[start]

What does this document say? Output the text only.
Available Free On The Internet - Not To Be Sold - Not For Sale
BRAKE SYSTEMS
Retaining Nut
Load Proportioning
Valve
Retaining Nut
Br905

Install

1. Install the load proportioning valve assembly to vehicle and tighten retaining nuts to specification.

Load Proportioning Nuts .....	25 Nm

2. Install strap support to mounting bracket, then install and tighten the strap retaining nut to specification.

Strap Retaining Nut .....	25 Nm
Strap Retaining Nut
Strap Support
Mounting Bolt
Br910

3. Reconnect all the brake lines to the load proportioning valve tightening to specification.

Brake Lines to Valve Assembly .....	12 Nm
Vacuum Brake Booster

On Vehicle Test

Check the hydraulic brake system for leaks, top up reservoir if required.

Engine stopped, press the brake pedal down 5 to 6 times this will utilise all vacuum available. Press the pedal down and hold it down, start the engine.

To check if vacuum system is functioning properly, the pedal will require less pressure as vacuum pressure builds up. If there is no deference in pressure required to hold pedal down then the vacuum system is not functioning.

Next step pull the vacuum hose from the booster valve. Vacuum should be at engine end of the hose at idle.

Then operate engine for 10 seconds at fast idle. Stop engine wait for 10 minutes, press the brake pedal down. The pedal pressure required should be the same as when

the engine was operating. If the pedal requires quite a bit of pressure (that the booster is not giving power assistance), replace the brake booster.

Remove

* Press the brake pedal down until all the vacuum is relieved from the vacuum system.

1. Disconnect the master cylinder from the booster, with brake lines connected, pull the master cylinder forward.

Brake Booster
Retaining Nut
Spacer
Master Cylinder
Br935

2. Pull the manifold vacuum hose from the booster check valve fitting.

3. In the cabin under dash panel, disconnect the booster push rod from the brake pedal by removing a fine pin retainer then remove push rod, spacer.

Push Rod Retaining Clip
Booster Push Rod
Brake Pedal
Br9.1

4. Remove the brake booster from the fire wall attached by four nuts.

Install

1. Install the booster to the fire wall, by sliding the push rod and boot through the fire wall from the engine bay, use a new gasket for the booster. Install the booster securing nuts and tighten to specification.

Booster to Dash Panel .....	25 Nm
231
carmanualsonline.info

[end]

Directions for this task: Print out the whole listing exactly as it appears.

Solution to this problem:
What does this document say? Output the text only.
Available Free On The Internet - Not To Be Sold - Not For Sale
BRAKE SYSTEMS
Retaining Nut
Load Proportioning
Valve
Retaining Nut
Br905

Install

1. Install the load proportioning valve assembly to vehicle and tighten retaining nuts to specification.

Load Proportioning Nuts .....	25 Nm

2. Install strap support to mounting bracket, then install and tighten the strap retaining nut to specification.

Strap Retaining Nut .....	25 Nm
Strap Retaining Nut
Strap Support
Mounting Bolt
Br910

3. Reconnect all the brake lines to the load proportioning valve tightening to specification.

Brake Lines to Valve Assembly .....	12 Nm
Vacuum Brake Booster

On Vehicle Test

Check the hydraulic brake system for leaks, top up reservoir if required.

Engine stopped, press the brake pedal down 5 to 6 times this will utilise all vacuum available. Press the pedal down and hold it down, start the engine.

To check if vacuum system is functioning properly, the pedal will require less pressure as vacuum pressure builds up. If there is no deference in pressure required to hold pedal down then the vacuum system is not functioning.

Next step pull the vacuum hose from the booster valve. Vacuum should be at engine end of the hose at idle.

Then operate engine for 10 seconds at fast idle. Stop engine wait for 10 minutes, press the brake pedal down. The pedal pressure required should be the same as when

the engine was operating. If the pedal requires quite a bit of pressure (that the booster is not giving power assistance), replace the brake booster.

Remove

* Press the brake pedal down until all the vacuum is relieved from the vacuum system.

1. Disconnect the master cylinder from the booster, with brake lines connected, pull the master cylinder forward.

Brake Booster
Retaining Nut
Spacer
Master Cylinder
Br935

2. Pull the manifold vacuum hose from the booster check valve fitting.

3. In the cabin under dash panel, disconnect the booster push rod from the brake pedal by removing a fine pin retainer then remove push rod, spacer.

Push Rod Retaining Clip
Booster Push Rod
Brake Pedal
Br9.1

4. Remove the brake booster from the fire wall attached by four nuts.

Install

1. Install the booster to the fire wall, by sliding the push rod and boot through the fire wall from the engine bay, use a new gasket for the booster. Install the booster securing nuts and tighten to specification.

Booster to Dash Panel .....	25 Nm
231
carmanualsonline.info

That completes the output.